• _Data to process_
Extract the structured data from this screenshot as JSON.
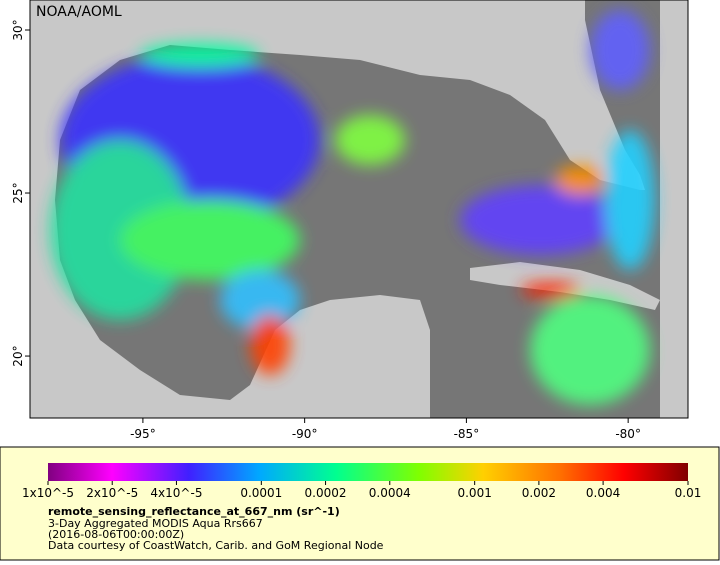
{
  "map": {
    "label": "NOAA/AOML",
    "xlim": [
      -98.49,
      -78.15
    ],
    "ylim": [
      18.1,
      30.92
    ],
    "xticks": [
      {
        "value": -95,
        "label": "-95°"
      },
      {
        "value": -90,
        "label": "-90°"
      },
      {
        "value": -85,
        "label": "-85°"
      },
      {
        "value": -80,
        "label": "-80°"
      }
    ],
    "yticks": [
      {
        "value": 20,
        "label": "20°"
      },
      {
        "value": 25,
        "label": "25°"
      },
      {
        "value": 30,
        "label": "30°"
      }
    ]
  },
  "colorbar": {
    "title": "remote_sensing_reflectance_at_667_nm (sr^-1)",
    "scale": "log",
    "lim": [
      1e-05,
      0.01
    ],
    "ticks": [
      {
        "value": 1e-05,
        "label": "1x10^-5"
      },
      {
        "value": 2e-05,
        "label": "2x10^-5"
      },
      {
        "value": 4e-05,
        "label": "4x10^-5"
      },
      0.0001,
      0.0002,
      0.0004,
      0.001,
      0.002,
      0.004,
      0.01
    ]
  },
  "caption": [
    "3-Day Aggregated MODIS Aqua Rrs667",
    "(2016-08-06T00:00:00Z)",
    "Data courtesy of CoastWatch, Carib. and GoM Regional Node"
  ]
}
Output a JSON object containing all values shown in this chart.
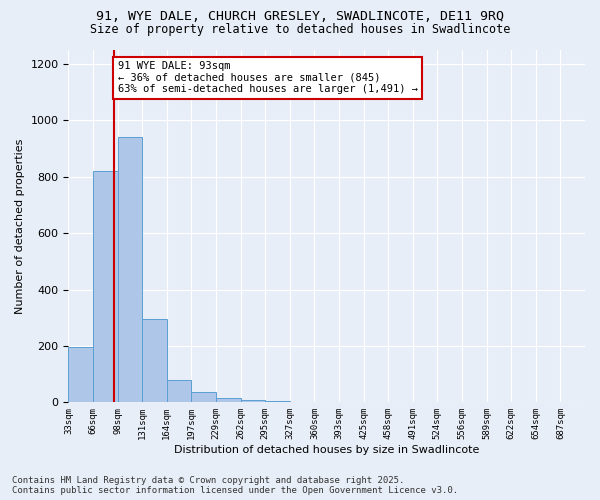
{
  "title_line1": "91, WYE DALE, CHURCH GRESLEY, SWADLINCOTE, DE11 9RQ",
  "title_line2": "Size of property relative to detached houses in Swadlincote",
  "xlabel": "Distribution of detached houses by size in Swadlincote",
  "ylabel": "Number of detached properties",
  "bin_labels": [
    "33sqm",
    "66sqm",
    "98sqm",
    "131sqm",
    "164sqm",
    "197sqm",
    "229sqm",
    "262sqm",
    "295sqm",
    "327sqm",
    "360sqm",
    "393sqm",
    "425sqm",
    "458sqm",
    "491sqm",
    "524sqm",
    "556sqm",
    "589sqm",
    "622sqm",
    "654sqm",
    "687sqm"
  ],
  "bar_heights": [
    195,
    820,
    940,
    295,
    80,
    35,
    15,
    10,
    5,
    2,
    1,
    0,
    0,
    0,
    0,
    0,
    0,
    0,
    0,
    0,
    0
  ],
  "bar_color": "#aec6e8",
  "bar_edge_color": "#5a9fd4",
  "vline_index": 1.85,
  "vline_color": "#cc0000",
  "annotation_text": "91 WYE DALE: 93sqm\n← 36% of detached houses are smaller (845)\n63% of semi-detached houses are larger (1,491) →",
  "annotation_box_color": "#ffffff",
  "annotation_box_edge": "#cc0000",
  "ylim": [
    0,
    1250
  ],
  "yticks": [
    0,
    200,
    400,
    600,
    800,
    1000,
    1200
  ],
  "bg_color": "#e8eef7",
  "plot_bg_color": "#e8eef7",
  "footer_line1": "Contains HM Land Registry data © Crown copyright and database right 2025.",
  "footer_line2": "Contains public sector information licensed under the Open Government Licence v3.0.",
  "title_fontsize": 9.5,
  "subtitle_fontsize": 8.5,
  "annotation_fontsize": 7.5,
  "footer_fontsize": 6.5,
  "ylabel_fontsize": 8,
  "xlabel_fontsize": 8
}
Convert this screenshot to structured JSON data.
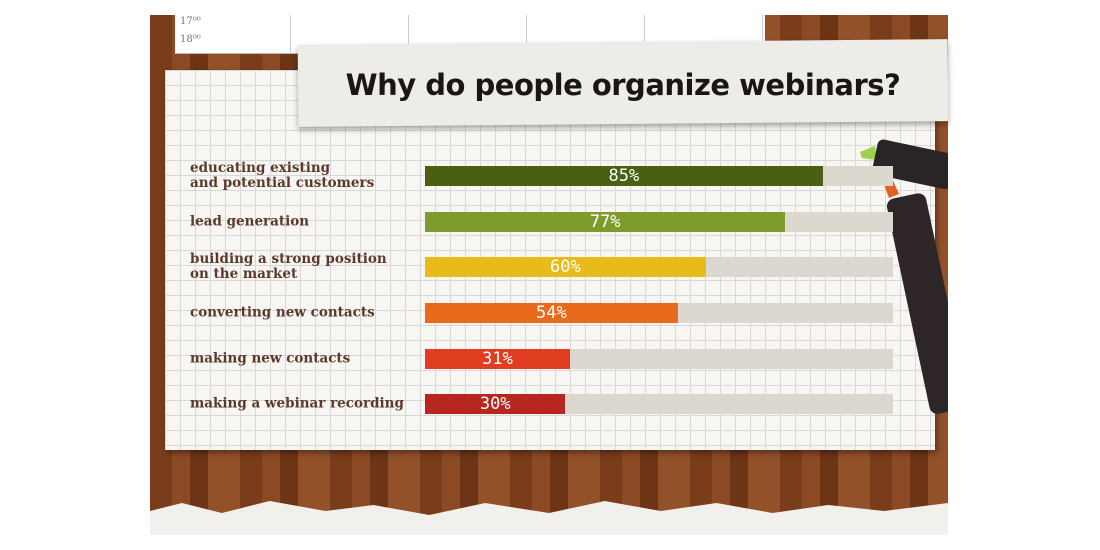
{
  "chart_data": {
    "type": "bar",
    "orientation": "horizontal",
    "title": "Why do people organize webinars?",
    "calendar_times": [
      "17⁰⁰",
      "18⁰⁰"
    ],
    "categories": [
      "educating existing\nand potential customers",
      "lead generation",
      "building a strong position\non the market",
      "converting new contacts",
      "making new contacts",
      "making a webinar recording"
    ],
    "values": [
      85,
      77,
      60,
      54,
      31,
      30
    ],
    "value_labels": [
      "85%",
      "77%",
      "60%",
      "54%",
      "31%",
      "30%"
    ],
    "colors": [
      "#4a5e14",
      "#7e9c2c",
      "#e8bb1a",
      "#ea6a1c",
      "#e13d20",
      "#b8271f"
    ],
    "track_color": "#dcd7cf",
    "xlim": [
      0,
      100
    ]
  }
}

• _Your instructions_
Beginning with the line that contains "Convert this screenshot", repeat every remaining line of the data exactly, the last line included, and omit pictures.

• _Response_
Convert this screenshot to structured JSON data.
{
  "chart_data": {
    "type": "bar",
    "orientation": "horizontal",
    "title": "Why do people organize webinars?",
    "calendar_times": [
      "17⁰⁰",
      "18⁰⁰"
    ],
    "categories": [
      "educating existing\nand potential customers",
      "lead generation",
      "building a strong position\non the market",
      "converting new contacts",
      "making new contacts",
      "making a webinar recording"
    ],
    "values": [
      85,
      77,
      60,
      54,
      31,
      30
    ],
    "value_labels": [
      "85%",
      "77%",
      "60%",
      "54%",
      "31%",
      "30%"
    ],
    "colors": [
      "#4a5e14",
      "#7e9c2c",
      "#e8bb1a",
      "#ea6a1c",
      "#e13d20",
      "#b8271f"
    ],
    "track_color": "#dcd7cf",
    "xlim": [
      0,
      100
    ]
  }
}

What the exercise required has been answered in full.